### RECORDS PROVIDED
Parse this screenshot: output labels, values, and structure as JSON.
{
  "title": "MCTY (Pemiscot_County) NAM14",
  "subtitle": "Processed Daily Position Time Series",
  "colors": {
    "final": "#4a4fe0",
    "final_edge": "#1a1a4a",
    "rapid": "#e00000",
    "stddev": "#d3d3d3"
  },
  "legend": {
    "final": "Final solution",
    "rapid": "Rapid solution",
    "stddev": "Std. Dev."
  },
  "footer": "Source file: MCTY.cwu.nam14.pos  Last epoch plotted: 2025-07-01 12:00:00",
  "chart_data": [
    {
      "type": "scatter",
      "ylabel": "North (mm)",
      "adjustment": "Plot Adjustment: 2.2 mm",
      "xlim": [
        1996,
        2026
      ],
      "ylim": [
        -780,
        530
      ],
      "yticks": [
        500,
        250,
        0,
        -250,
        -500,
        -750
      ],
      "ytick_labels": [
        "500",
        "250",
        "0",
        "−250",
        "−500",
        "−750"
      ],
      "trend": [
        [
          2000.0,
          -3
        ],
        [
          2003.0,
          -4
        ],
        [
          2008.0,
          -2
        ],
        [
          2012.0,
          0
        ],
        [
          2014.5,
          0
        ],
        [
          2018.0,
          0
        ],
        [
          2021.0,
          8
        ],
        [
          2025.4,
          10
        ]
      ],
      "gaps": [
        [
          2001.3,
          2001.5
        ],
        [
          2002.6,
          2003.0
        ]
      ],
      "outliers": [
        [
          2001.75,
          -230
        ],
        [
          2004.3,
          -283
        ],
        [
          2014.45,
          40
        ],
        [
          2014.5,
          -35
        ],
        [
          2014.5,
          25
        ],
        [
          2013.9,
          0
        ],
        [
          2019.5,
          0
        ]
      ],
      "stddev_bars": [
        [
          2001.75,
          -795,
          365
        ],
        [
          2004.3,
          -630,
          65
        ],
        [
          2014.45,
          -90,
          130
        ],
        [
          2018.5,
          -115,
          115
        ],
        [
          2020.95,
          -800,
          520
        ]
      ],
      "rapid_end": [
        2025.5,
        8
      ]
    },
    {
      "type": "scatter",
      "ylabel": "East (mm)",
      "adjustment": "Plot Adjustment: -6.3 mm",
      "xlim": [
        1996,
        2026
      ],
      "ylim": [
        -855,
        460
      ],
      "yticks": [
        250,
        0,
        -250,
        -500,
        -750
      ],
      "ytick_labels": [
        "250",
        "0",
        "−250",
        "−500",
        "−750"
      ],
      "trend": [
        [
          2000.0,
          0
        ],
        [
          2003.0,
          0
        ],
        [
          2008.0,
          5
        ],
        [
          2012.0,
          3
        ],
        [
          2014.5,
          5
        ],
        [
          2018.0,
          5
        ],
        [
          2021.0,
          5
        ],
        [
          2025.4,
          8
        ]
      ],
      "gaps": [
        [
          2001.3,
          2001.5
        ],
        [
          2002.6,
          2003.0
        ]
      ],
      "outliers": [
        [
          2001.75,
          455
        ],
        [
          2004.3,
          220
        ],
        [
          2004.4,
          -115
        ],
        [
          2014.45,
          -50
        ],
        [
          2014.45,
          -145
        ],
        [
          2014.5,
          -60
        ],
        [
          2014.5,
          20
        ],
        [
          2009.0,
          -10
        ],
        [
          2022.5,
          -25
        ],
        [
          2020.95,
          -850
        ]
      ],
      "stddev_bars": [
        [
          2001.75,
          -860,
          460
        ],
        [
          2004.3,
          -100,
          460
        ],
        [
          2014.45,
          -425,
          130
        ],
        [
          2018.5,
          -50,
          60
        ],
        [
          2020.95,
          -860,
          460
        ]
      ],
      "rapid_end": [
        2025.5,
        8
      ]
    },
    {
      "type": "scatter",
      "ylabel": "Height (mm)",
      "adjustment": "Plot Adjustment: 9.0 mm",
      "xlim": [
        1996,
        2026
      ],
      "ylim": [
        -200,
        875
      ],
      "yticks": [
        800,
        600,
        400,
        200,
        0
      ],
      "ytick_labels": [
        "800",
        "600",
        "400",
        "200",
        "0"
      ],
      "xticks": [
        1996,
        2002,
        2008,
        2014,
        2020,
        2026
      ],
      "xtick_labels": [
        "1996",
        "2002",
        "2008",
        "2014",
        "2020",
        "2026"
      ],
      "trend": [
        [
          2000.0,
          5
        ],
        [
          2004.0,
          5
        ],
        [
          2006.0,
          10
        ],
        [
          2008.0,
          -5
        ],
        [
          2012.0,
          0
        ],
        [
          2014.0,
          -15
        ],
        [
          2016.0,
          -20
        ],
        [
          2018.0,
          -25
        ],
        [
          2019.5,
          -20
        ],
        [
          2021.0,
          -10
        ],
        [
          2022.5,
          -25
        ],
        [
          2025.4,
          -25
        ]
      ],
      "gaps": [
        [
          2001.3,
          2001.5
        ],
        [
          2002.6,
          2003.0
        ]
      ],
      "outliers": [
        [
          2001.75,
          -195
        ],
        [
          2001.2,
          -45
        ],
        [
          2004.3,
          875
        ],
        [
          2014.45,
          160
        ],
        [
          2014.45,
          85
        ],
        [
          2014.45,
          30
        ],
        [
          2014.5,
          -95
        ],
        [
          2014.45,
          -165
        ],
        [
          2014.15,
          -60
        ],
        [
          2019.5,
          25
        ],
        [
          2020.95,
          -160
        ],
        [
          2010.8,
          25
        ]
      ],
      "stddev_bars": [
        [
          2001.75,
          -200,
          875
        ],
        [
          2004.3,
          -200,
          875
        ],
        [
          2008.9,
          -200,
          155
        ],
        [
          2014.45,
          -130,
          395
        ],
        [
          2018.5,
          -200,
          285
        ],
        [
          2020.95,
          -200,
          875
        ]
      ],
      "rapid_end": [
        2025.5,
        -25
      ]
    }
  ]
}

### INSTRUCTIONS FOR THE TASK
Restate every line of the data word for word.

### ANSWER
Parse this screenshot: output labels, values, and structure as JSON.
{
  "title": "MCTY (Pemiscot_County) NAM14",
  "subtitle": "Processed Daily Position Time Series",
  "colors": {
    "final": "#4a4fe0",
    "final_edge": "#1a1a4a",
    "rapid": "#e00000",
    "stddev": "#d3d3d3"
  },
  "legend": {
    "final": "Final solution",
    "rapid": "Rapid solution",
    "stddev": "Std. Dev."
  },
  "footer": "Source file: MCTY.cwu.nam14.pos  Last epoch plotted: 2025-07-01 12:00:00",
  "chart_data": [
    {
      "type": "scatter",
      "ylabel": "North (mm)",
      "adjustment": "Plot Adjustment: 2.2 mm",
      "xlim": [
        1996,
        2026
      ],
      "ylim": [
        -780,
        530
      ],
      "yticks": [
        500,
        250,
        0,
        -250,
        -500,
        -750
      ],
      "ytick_labels": [
        "500",
        "250",
        "0",
        "−250",
        "−500",
        "−750"
      ],
      "trend": [
        [
          2000.0,
          -3
        ],
        [
          2003.0,
          -4
        ],
        [
          2008.0,
          -2
        ],
        [
          2012.0,
          0
        ],
        [
          2014.5,
          0
        ],
        [
          2018.0,
          0
        ],
        [
          2021.0,
          8
        ],
        [
          2025.4,
          10
        ]
      ],
      "gaps": [
        [
          2001.3,
          2001.5
        ],
        [
          2002.6,
          2003.0
        ]
      ],
      "outliers": [
        [
          2001.75,
          -230
        ],
        [
          2004.3,
          -283
        ],
        [
          2014.45,
          40
        ],
        [
          2014.5,
          -35
        ],
        [
          2014.5,
          25
        ],
        [
          2013.9,
          0
        ],
        [
          2019.5,
          0
        ]
      ],
      "stddev_bars": [
        [
          2001.75,
          -795,
          365
        ],
        [
          2004.3,
          -630,
          65
        ],
        [
          2014.45,
          -90,
          130
        ],
        [
          2018.5,
          -115,
          115
        ],
        [
          2020.95,
          -800,
          520
        ]
      ],
      "rapid_end": [
        2025.5,
        8
      ]
    },
    {
      "type": "scatter",
      "ylabel": "East (mm)",
      "adjustment": "Plot Adjustment: -6.3 mm",
      "xlim": [
        1996,
        2026
      ],
      "ylim": [
        -855,
        460
      ],
      "yticks": [
        250,
        0,
        -250,
        -500,
        -750
      ],
      "ytick_labels": [
        "250",
        "0",
        "−250",
        "−500",
        "−750"
      ],
      "trend": [
        [
          2000.0,
          0
        ],
        [
          2003.0,
          0
        ],
        [
          2008.0,
          5
        ],
        [
          2012.0,
          3
        ],
        [
          2014.5,
          5
        ],
        [
          2018.0,
          5
        ],
        [
          2021.0,
          5
        ],
        [
          2025.4,
          8
        ]
      ],
      "gaps": [
        [
          2001.3,
          2001.5
        ],
        [
          2002.6,
          2003.0
        ]
      ],
      "outliers": [
        [
          2001.75,
          455
        ],
        [
          2004.3,
          220
        ],
        [
          2004.4,
          -115
        ],
        [
          2014.45,
          -50
        ],
        [
          2014.45,
          -145
        ],
        [
          2014.5,
          -60
        ],
        [
          2014.5,
          20
        ],
        [
          2009.0,
          -10
        ],
        [
          2022.5,
          -25
        ],
        [
          2020.95,
          -850
        ]
      ],
      "stddev_bars": [
        [
          2001.75,
          -860,
          460
        ],
        [
          2004.3,
          -100,
          460
        ],
        [
          2014.45,
          -425,
          130
        ],
        [
          2018.5,
          -50,
          60
        ],
        [
          2020.95,
          -860,
          460
        ]
      ],
      "rapid_end": [
        2025.5,
        8
      ]
    },
    {
      "type": "scatter",
      "ylabel": "Height (mm)",
      "adjustment": "Plot Adjustment: 9.0 mm",
      "xlim": [
        1996,
        2026
      ],
      "ylim": [
        -200,
        875
      ],
      "yticks": [
        800,
        600,
        400,
        200,
        0
      ],
      "ytick_labels": [
        "800",
        "600",
        "400",
        "200",
        "0"
      ],
      "xticks": [
        1996,
        2002,
        2008,
        2014,
        2020,
        2026
      ],
      "xtick_labels": [
        "1996",
        "2002",
        "2008",
        "2014",
        "2020",
        "2026"
      ],
      "trend": [
        [
          2000.0,
          5
        ],
        [
          2004.0,
          5
        ],
        [
          2006.0,
          10
        ],
        [
          2008.0,
          -5
        ],
        [
          2012.0,
          0
        ],
        [
          2014.0,
          -15
        ],
        [
          2016.0,
          -20
        ],
        [
          2018.0,
          -25
        ],
        [
          2019.5,
          -20
        ],
        [
          2021.0,
          -10
        ],
        [
          2022.5,
          -25
        ],
        [
          2025.4,
          -25
        ]
      ],
      "gaps": [
        [
          2001.3,
          2001.5
        ],
        [
          2002.6,
          2003.0
        ]
      ],
      "outliers": [
        [
          2001.75,
          -195
        ],
        [
          2001.2,
          -45
        ],
        [
          2004.3,
          875
        ],
        [
          2014.45,
          160
        ],
        [
          2014.45,
          85
        ],
        [
          2014.45,
          30
        ],
        [
          2014.5,
          -95
        ],
        [
          2014.45,
          -165
        ],
        [
          2014.15,
          -60
        ],
        [
          2019.5,
          25
        ],
        [
          2020.95,
          -160
        ],
        [
          2010.8,
          25
        ]
      ],
      "stddev_bars": [
        [
          2001.75,
          -200,
          875
        ],
        [
          2004.3,
          -200,
          875
        ],
        [
          2008.9,
          -200,
          155
        ],
        [
          2014.45,
          -130,
          395
        ],
        [
          2018.5,
          -200,
          285
        ],
        [
          2020.95,
          -200,
          875
        ]
      ],
      "rapid_end": [
        2025.5,
        -25
      ]
    }
  ]
}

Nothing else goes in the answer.